Collected data

________________________

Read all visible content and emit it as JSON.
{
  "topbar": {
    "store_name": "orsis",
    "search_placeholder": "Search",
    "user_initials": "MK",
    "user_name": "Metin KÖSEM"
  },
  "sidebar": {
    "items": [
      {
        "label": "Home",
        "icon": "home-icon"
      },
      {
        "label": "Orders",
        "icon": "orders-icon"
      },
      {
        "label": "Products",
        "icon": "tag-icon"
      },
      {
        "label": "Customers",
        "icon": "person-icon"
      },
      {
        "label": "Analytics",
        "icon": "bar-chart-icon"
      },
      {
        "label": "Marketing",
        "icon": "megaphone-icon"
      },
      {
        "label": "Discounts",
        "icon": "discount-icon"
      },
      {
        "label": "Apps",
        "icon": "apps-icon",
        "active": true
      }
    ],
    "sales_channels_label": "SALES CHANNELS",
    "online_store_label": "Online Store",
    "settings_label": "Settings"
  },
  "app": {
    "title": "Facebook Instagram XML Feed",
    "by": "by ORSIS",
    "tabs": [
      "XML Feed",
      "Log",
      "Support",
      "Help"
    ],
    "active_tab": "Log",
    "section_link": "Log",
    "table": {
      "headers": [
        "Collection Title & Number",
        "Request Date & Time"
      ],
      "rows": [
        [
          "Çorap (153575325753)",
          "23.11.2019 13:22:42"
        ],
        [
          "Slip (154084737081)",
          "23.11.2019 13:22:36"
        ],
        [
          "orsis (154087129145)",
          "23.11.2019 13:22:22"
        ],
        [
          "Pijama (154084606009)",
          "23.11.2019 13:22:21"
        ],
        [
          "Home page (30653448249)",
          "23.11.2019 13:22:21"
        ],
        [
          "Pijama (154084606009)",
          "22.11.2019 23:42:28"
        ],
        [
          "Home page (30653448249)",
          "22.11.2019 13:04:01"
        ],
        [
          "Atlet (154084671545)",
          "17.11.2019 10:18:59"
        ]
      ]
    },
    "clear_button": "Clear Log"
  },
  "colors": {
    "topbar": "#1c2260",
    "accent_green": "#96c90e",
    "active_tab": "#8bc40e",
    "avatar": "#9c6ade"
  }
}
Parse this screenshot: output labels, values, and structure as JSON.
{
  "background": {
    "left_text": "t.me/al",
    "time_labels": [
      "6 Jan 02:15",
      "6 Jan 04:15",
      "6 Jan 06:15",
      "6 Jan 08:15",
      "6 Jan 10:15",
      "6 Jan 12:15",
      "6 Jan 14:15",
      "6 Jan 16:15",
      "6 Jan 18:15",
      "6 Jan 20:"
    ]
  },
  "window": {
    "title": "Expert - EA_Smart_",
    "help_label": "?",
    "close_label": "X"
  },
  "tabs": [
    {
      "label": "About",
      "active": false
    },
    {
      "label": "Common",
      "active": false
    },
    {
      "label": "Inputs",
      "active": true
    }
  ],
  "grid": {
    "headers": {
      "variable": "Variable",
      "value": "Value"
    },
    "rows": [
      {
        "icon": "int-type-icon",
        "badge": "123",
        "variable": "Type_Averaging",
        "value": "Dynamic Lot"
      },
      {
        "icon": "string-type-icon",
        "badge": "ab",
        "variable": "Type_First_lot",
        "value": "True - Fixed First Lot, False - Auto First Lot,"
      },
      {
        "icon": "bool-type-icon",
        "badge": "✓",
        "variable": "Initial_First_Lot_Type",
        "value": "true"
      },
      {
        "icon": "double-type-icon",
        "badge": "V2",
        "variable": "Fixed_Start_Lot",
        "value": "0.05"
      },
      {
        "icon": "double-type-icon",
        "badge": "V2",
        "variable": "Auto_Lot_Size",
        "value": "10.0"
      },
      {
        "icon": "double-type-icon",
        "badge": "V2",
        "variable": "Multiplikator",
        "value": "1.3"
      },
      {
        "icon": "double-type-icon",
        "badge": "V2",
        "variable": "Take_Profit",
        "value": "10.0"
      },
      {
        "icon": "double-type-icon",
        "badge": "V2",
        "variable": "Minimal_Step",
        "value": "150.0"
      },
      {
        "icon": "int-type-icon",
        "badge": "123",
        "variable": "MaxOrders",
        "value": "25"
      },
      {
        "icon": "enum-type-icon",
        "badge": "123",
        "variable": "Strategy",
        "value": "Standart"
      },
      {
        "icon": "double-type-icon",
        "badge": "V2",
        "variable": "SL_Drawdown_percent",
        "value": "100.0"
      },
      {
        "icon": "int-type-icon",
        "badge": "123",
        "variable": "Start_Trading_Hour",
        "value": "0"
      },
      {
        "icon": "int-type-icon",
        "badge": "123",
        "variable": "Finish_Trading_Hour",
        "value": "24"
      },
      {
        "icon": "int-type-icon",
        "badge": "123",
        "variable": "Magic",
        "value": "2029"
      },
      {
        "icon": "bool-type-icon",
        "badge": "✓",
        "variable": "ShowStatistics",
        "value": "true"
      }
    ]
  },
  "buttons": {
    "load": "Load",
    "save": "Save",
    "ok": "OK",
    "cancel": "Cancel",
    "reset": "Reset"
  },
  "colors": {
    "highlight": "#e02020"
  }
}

________________________

The exercise — Every record should be given again exactly.

Correct result —
Read all visible content and emit it as JSON.
{
  "topbar": {
    "store_name": "orsis",
    "search_placeholder": "Search",
    "user_initials": "MK",
    "user_name": "Metin KÖSEM"
  },
  "sidebar": {
    "items": [
      {
        "label": "Home",
        "icon": "home-icon"
      },
      {
        "label": "Orders",
        "icon": "orders-icon"
      },
      {
        "label": "Products",
        "icon": "tag-icon"
      },
      {
        "label": "Customers",
        "icon": "person-icon"
      },
      {
        "label": "Analytics",
        "icon": "bar-chart-icon"
      },
      {
        "label": "Marketing",
        "icon": "megaphone-icon"
      },
      {
        "label": "Discounts",
        "icon": "discount-icon"
      },
      {
        "label": "Apps",
        "icon": "apps-icon",
        "active": true
      }
    ],
    "sales_channels_label": "SALES CHANNELS",
    "online_store_label": "Online Store",
    "settings_label": "Settings"
  },
  "app": {
    "title": "Facebook Instagram XML Feed",
    "by": "by ORSIS",
    "tabs": [
      "XML Feed",
      "Log",
      "Support",
      "Help"
    ],
    "active_tab": "Log",
    "section_link": "Log",
    "table": {
      "headers": [
        "Collection Title & Number",
        "Request Date & Time"
      ],
      "rows": [
        [
          "Çorap (153575325753)",
          "23.11.2019 13:22:42"
        ],
        [
          "Slip (154084737081)",
          "23.11.2019 13:22:36"
        ],
        [
          "orsis (154087129145)",
          "23.11.2019 13:22:22"
        ],
        [
          "Pijama (154084606009)",
          "23.11.2019 13:22:21"
        ],
        [
          "Home page (30653448249)",
          "23.11.2019 13:22:21"
        ],
        [
          "Pijama (154084606009)",
          "22.11.2019 23:42:28"
        ],
        [
          "Home page (30653448249)",
          "22.11.2019 13:04:01"
        ],
        [
          "Atlet (154084671545)",
          "17.11.2019 10:18:59"
        ]
      ]
    },
    "clear_button": "Clear Log"
  },
  "colors": {
    "topbar": "#1c2260",
    "accent_green": "#96c90e",
    "active_tab": "#8bc40e",
    "avatar": "#9c6ade"
  }
}
Parse this screenshot: output labels, values, and structure as JSON.
{
  "background": {
    "left_text": "t.me/al",
    "time_labels": [
      "6 Jan 02:15",
      "6 Jan 04:15",
      "6 Jan 06:15",
      "6 Jan 08:15",
      "6 Jan 10:15",
      "6 Jan 12:15",
      "6 Jan 14:15",
      "6 Jan 16:15",
      "6 Jan 18:15",
      "6 Jan 20:"
    ]
  },
  "window": {
    "title": "Expert - EA_Smart_",
    "help_label": "?",
    "close_label": "X"
  },
  "tabs": [
    {
      "label": "About",
      "active": false
    },
    {
      "label": "Common",
      "active": false
    },
    {
      "label": "Inputs",
      "active": true
    }
  ],
  "grid": {
    "headers": {
      "variable": "Variable",
      "value": "Value"
    },
    "rows": [
      {
        "icon": "int-type-icon",
        "badge": "123",
        "variable": "Type_Averaging",
        "value": "Dynamic Lot"
      },
      {
        "icon": "string-type-icon",
        "badge": "ab",
        "variable": "Type_First_lot",
        "value": "True - Fixed First Lot, False - Auto First Lot,"
      },
      {
        "icon": "bool-type-icon",
        "badge": "✓",
        "variable": "Initial_First_Lot_Type",
        "value": "true"
      },
      {
        "icon": "double-type-icon",
        "badge": "V2",
        "variable": "Fixed_Start_Lot",
        "value": "0.05"
      },
      {
        "icon": "double-type-icon",
        "badge": "V2",
        "variable": "Auto_Lot_Size",
        "value": "10.0"
      },
      {
        "icon": "double-type-icon",
        "badge": "V2",
        "variable": "Multiplikator",
        "value": "1.3"
      },
      {
        "icon": "double-type-icon",
        "badge": "V2",
        "variable": "Take_Profit",
        "value": "10.0"
      },
      {
        "icon": "double-type-icon",
        "badge": "V2",
        "variable": "Minimal_Step",
        "value": "150.0"
      },
      {
        "icon": "int-type-icon",
        "badge": "123",
        "variable": "MaxOrders",
        "value": "25"
      },
      {
        "icon": "enum-type-icon",
        "badge": "123",
        "variable": "Strategy",
        "value": "Standart"
      },
      {
        "icon": "double-type-icon",
        "badge": "V2",
        "variable": "SL_Drawdown_percent",
        "value": "100.0"
      },
      {
        "icon": "int-type-icon",
        "badge": "123",
        "variable": "Start_Trading_Hour",
        "value": "0"
      },
      {
        "icon": "int-type-icon",
        "badge": "123",
        "variable": "Finish_Trading_Hour",
        "value": "24"
      },
      {
        "icon": "int-type-icon",
        "badge": "123",
        "variable": "Magic",
        "value": "2029"
      },
      {
        "icon": "bool-type-icon",
        "badge": "✓",
        "variable": "ShowStatistics",
        "value": "true"
      }
    ]
  },
  "buttons": {
    "load": "Load",
    "save": "Save",
    "ok": "OK",
    "cancel": "Cancel",
    "reset": "Reset"
  },
  "colors": {
    "highlight": "#e02020"
  }
}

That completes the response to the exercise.